--- What to produce ---
Below are records; transcribe only the line with "Transcribe the text in this document." and those after it, through the last line, without any change.

--- Supplied information ---
++++

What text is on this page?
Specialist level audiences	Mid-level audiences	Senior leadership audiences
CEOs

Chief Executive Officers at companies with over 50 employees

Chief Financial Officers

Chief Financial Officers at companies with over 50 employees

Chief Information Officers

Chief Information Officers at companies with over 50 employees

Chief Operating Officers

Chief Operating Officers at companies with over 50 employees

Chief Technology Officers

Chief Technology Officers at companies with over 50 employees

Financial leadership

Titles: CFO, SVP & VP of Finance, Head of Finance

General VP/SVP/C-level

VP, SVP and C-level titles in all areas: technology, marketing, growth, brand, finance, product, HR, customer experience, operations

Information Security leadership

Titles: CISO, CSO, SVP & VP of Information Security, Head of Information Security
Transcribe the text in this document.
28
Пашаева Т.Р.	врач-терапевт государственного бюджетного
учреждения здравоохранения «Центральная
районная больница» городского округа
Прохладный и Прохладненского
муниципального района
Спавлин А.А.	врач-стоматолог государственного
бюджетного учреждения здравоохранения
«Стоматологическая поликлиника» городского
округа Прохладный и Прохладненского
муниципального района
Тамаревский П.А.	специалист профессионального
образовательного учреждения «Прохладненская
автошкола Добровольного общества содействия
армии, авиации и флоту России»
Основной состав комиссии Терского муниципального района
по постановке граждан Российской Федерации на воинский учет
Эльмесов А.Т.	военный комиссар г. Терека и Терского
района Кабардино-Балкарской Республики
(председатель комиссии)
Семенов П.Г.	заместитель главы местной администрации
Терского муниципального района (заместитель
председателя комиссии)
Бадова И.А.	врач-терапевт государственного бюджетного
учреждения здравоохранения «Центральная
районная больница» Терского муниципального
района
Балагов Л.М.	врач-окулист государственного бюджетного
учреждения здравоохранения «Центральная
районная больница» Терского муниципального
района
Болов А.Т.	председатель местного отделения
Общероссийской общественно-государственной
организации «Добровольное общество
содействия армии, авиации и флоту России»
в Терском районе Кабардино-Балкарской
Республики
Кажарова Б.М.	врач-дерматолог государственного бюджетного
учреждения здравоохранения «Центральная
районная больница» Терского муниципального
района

++++

--- Answer for this exercise ---
Transcribe the text in this document.
28
Пашаева Т.Р.	врач-терапевт государственного бюджетного
учреждения здравоохранения «Центральная
районная больница» городского округа
Прохладный и Прохладненского
муниципального района
Спавлин А.А.	врач-стоматолог государственного
бюджетного учреждения здравоохранения
«Стоматологическая поликлиника» городского
округа Прохладный и Прохладненского
муниципального района
Тамаревский П.А.	специалист профессионального
образовательного учреждения «Прохладненская
автошкола Добровольного общества содействия
армии, авиации и флоту России»
Основной состав комиссии Терского муниципального района
по постановке граждан Российской Федерации на воинский учет
Эльмесов А.Т.	военный комиссар г. Терека и Терского
района Кабардино-Балкарской Республики
(председатель комиссии)
Семенов П.Г.	заместитель главы местной администрации
Терского муниципального района (заместитель
председателя комиссии)
Бадова И.А.	врач-терапевт государственного бюджетного
учреждения здравоохранения «Центральная
районная больница» Терского муниципального
района
Балагов Л.М.	врач-окулист государственного бюджетного
учреждения здравоохранения «Центральная
районная больница» Терского муниципального
района
Болов А.Т.	председатель местного отделения
Общероссийской общественно-государственной
организации «Добровольное общество
содействия армии, авиации и флоту России»
в Терском районе Кабардино-Балкарской
Республики
Кажарова Б.М.	врач-дерматолог государственного бюджетного
учреждения здравоохранения «Центральная
районная больница» Терского муниципального
района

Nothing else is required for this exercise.